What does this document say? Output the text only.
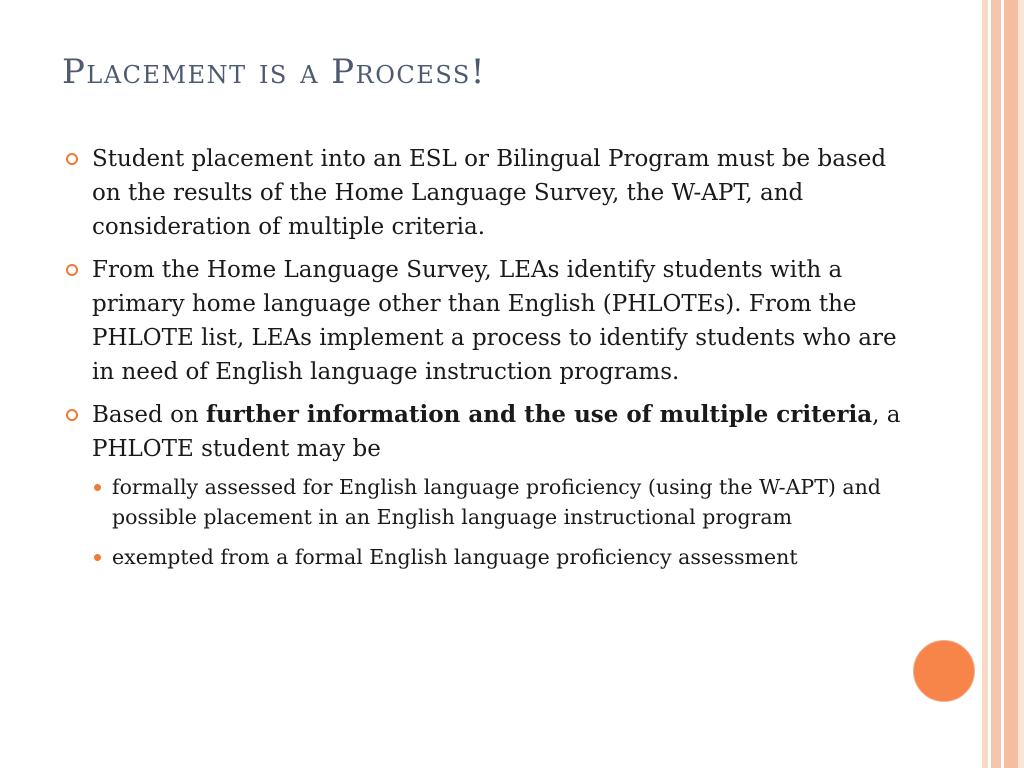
Placement is a Process!
Student placement into an ESL or Bilingual Program must be based on the results of the Home Language Survey, the W-APT, and consideration of multiple criteria.
From the Home Language Survey, LEAs identify students with a primary home language other than English (PHLOTEs). From the PHLOTE list, LEAs implement a process to identify students who are in need of English language instruction programs.
Based on further information and the use of multiple criteria, a PHLOTE student may be
formally assessed for English language proficiency (using the W-APT) and possible placement in an English language instructional program
exempted from a formal English language proficiency assessment
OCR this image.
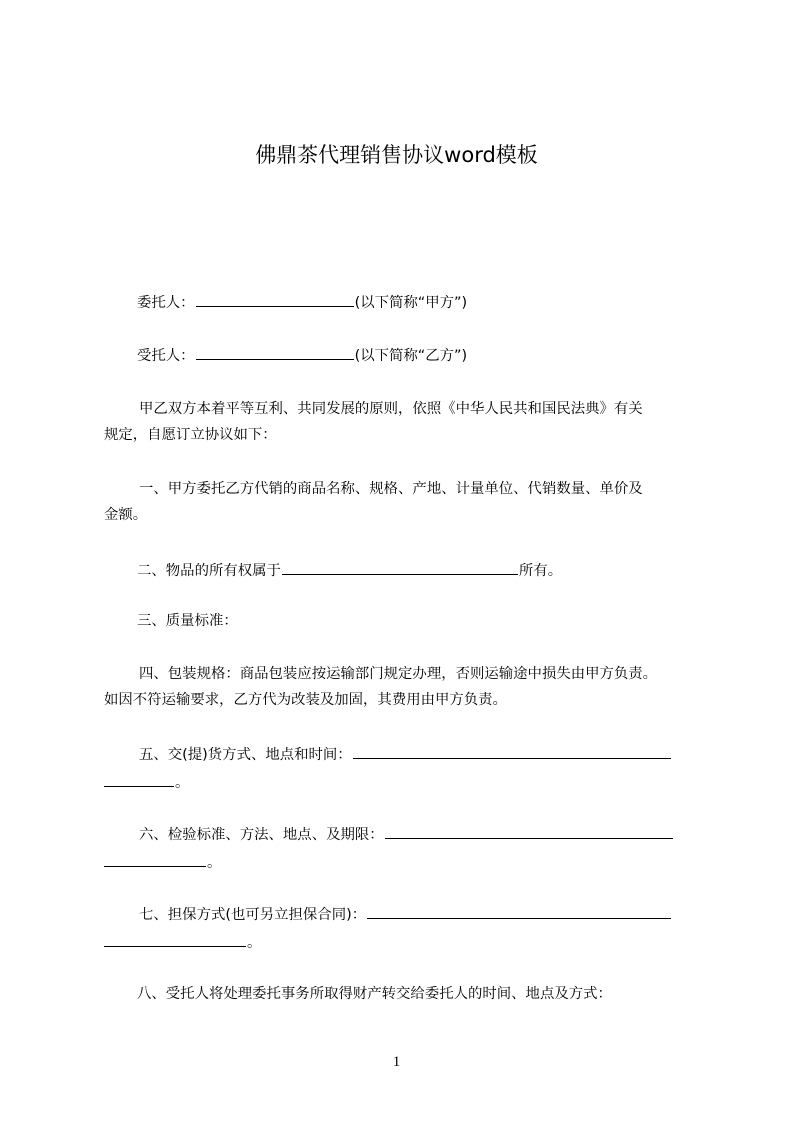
佛鼎茶代理销售协议word模板
委托人：	(以下简称“甲方”)
受托人：	(以下简称“乙方”)
甲乙双方本着平等互利、共同发展的原则，依照《中华人民共和国民法典》有关
规定，自愿订立协议如下：
一、甲方委托乙方代销的商品名称、规格、产地、计量单位、代销数量、单价及
金额。
二、物品的所有权属于	所有。
三、质量标准：
四、包装规格：商品包装应按运输部门规定办理，否则运输途中损失由甲方负责。
如因不符运输要求，乙方代为改装及加固，其费用由甲方负责。
五、交(提)货方式、地点和时间：
。
六、检验标准、方法、地点、及期限：
。
七、担保方式(也可另立担保合同)：
。
八、受托人将处理委托事务所取得财产转交给委托人的时间、地点及方式：
1
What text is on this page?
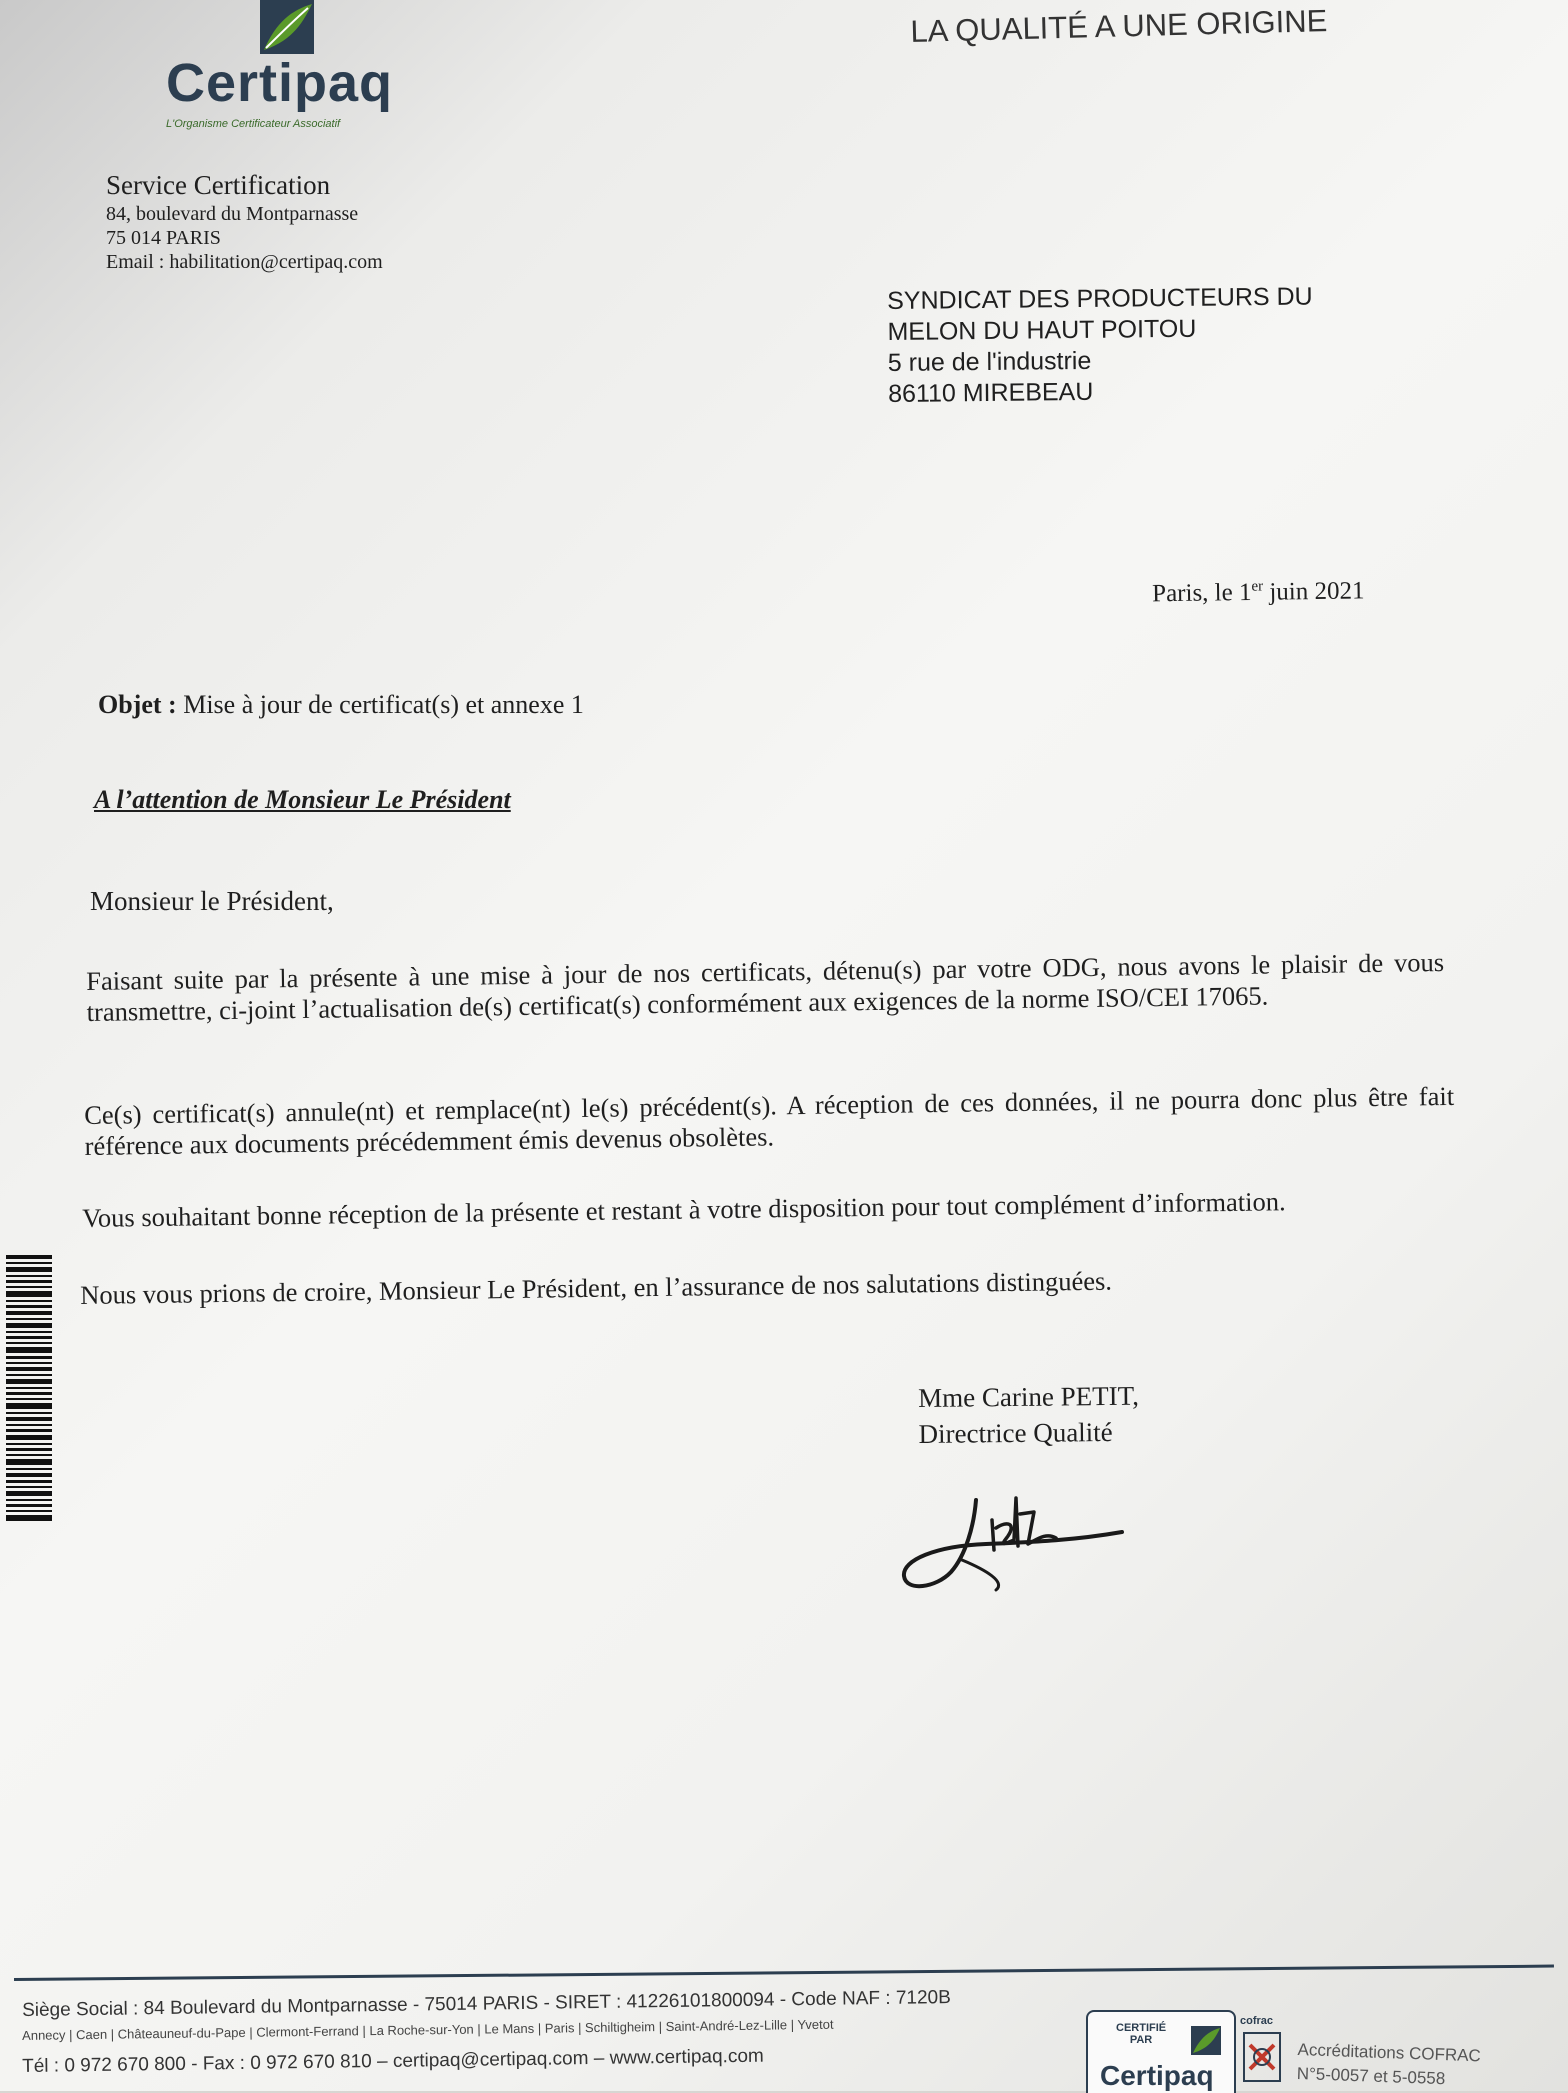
Certipaq
L'Organisme Certificateur Associatif
LA QUALITÉ A UNE ORIGINE
Service Certification
84, boulevard du Montparnasse
75 014 PARIS
Email : habilitation@certipaq.com
SYNDICAT DES PRODUCTEURS DU
MELON DU HAUT POITOU
5 rue de l'industrie
86110 MIREBEAU
Paris, le 1er juin 2021
Objet : Mise à jour de certificat(s) et annexe 1
A l’attention de Monsieur Le Président
Monsieur le Président,
Faisant suite par la présente à une mise à jour de nos certificats, détenu(s) par votre ODG, nous avons le plaisir de vous transmettre, ci-joint l’actualisation de(s) certificat(s) conformément aux exigences de la norme ISO/CEI 17065.
Ce(s) certificat(s) annule(nt) et remplace(nt) le(s) précédent(s). A réception de ces données, il ne pourra donc plus être fait référence aux documents précédemment émis devenus obsolètes.
Vous souhaitant bonne réception de la présente et restant à votre disposition pour tout complément d’information.
Nous vous prions de croire, Monsieur Le Président, en l’assurance de nos salutations distinguées.
Mme Carine PETIT,
Directrice Qualité
Siège Social : 84 Boulevard du Montparnasse - 75014 PARIS - SIRET : 41226101800094 - Code NAF : 7120B
Annecy | Caen | Châteauneuf-du-Pape | Clermont-Ferrand | La Roche-sur-Yon | Le Mans | Paris | Schiltigheim | Saint-André-Lez-Lille | Yvetot
Tél : 0 972 670 800 - Fax : 0 972 670 810 – certipaq@certipaq.com – www.certipaq.com
CERTIFIÉ
PAR
Certipaq
cofrac
Accréditations COFRAC
N°5-0057 et 5-0558
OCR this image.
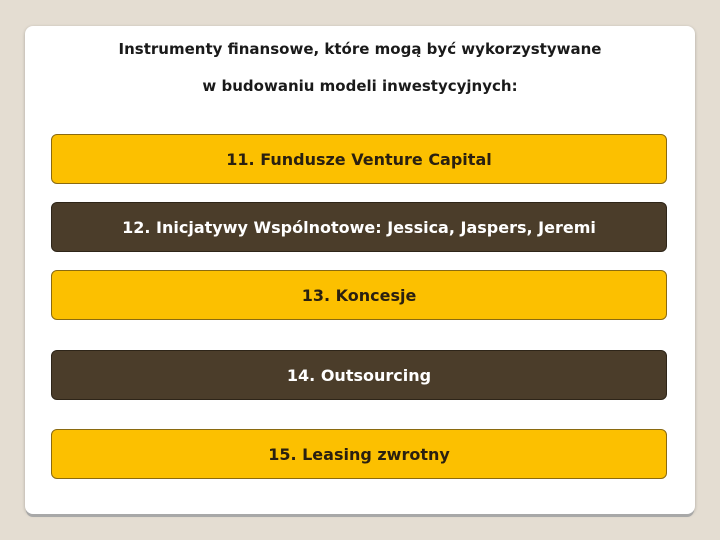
Instrumenty finansowe, które mogą być wykorzystywane

w budowaniu modeli inwestycyjnych:

11. Fundusze Venture Capital
12. Inicjatywy Wspólnotowe: Jessica, Jaspers, Jeremi
13. Koncesje
14. Outsourcing
15. Leasing zwrotny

++++++

◆ **YOUR TASK**
Scan the entries above. Copy each line that has the string "information".

◆ **FINAL ANSWER**
Based on further information and the use of multiple criteria, a PHLOTE student may be
Vous souhaitant bonne réception de la présente et restant à votre disposition pour tout complément d’information.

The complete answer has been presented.